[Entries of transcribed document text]

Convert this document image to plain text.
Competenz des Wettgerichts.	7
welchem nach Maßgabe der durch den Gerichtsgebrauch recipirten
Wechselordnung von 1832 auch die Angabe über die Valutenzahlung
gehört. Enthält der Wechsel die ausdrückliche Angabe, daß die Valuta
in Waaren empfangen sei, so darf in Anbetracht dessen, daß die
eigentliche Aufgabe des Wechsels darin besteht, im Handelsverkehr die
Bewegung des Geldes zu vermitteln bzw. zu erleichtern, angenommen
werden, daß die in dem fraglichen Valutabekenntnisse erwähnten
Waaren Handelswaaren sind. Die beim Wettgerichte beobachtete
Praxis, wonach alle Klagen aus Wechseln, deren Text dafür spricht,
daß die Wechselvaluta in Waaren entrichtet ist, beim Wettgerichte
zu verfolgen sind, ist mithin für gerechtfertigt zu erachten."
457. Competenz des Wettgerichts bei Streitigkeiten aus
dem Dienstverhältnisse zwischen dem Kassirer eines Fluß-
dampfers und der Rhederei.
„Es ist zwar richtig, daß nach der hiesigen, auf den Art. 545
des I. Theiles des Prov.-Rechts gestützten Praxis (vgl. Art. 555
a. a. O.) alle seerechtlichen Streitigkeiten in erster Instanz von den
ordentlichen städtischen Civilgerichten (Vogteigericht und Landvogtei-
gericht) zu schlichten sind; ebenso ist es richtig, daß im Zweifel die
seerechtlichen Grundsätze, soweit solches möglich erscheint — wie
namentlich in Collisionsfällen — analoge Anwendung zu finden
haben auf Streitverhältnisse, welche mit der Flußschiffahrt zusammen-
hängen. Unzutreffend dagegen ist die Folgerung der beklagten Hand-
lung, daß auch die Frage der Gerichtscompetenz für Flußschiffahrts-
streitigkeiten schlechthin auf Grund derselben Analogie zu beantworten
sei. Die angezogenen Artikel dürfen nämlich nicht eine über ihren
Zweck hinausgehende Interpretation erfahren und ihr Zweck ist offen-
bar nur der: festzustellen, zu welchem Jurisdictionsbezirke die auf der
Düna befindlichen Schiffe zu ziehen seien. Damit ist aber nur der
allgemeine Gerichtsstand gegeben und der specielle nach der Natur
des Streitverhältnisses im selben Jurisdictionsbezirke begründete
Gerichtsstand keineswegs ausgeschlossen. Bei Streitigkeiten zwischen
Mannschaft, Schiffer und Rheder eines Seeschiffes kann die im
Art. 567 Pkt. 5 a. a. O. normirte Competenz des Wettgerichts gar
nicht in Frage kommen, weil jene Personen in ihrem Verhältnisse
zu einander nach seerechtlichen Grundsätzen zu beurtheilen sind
---
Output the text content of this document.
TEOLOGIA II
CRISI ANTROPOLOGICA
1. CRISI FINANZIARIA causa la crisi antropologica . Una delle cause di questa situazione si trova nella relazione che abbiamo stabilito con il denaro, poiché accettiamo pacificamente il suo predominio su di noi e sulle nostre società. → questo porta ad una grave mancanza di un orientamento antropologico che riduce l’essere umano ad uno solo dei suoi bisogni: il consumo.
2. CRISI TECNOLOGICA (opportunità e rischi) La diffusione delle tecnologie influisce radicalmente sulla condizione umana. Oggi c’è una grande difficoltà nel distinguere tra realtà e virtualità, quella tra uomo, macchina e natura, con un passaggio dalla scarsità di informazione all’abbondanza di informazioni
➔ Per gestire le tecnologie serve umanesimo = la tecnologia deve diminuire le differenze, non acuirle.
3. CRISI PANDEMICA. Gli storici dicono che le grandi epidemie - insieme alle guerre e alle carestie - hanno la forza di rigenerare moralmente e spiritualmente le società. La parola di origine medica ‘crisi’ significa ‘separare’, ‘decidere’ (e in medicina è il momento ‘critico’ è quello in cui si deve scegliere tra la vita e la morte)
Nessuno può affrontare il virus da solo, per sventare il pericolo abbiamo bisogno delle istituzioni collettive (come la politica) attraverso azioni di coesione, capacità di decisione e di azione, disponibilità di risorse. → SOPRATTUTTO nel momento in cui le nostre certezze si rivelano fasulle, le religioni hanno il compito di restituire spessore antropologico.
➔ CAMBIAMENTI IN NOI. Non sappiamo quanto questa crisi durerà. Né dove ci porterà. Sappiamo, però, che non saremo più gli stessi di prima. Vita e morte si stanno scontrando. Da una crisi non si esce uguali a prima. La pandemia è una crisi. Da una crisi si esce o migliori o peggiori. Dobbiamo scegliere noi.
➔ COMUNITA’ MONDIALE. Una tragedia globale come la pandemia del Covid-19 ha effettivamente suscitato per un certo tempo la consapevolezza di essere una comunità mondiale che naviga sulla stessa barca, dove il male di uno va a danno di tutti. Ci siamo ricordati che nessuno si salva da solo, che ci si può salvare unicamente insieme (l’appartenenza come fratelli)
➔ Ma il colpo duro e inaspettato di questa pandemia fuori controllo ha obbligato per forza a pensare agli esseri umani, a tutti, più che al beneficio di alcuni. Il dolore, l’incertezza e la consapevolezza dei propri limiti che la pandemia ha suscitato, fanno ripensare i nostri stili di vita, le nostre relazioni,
* * *
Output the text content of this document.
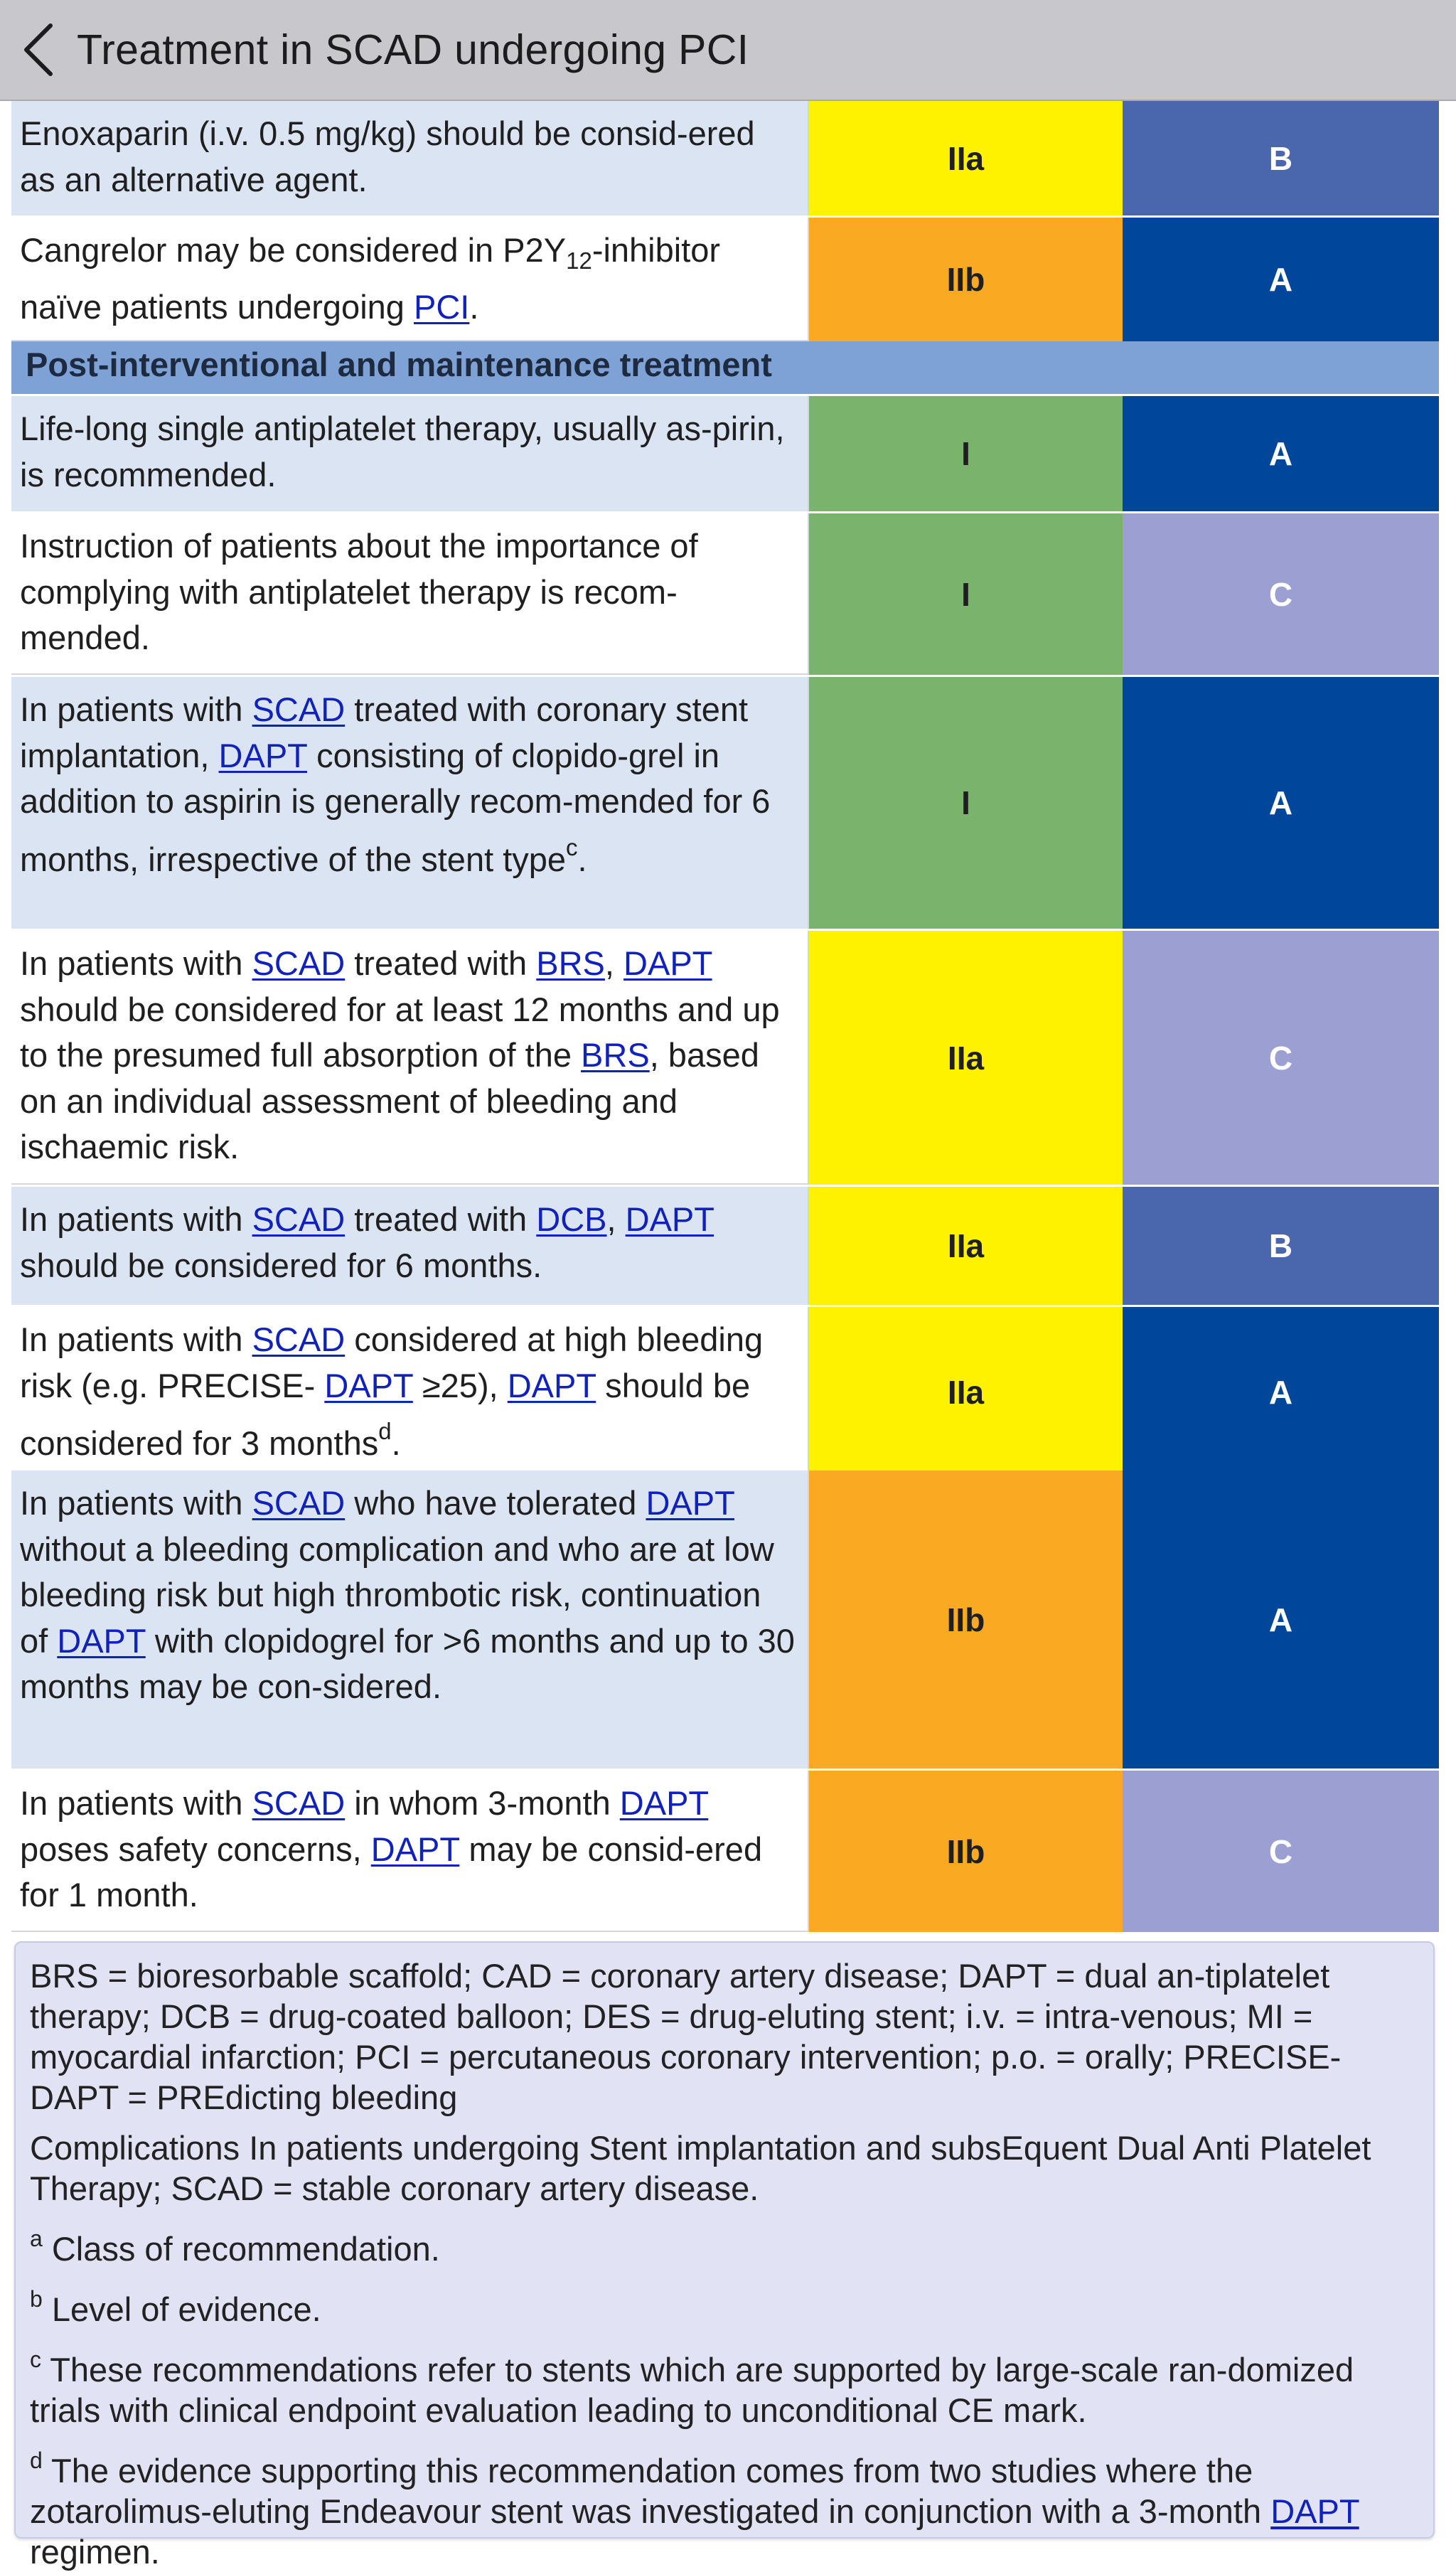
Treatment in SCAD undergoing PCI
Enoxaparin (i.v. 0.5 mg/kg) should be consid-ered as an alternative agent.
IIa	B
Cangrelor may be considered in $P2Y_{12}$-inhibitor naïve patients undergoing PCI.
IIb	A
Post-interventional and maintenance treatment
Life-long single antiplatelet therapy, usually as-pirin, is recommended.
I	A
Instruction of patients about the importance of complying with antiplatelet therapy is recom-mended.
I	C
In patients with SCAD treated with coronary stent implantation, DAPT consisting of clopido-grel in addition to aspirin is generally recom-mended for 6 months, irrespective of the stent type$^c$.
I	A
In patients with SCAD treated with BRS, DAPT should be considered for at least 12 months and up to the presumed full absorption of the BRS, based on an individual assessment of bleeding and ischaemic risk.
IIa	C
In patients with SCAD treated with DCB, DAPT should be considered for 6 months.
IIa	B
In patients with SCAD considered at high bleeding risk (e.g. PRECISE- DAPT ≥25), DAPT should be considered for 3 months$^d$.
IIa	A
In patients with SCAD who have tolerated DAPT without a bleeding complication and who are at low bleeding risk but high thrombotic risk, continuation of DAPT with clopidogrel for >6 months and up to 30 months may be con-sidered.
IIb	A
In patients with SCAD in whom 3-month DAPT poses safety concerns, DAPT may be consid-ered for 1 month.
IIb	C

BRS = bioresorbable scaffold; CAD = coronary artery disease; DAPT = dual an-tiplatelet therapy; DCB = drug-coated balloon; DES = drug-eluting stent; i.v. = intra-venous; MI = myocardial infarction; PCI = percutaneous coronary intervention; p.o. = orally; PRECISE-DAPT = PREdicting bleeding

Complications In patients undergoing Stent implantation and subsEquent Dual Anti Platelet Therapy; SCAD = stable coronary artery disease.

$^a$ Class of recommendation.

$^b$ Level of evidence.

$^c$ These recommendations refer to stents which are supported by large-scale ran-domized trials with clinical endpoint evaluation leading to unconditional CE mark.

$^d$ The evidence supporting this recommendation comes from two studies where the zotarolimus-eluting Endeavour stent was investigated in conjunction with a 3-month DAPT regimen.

» **TASK BRIEF**:
From the records above, copy each line in which the string "richtig" occurs.

» **ANSWER BELOW**:
„Es ist zwar richtig, daß nach der hiesigen, auf den Art. 545
gericht) zu schlichten sind; ebenso ist es richtig, daß im Zweifel die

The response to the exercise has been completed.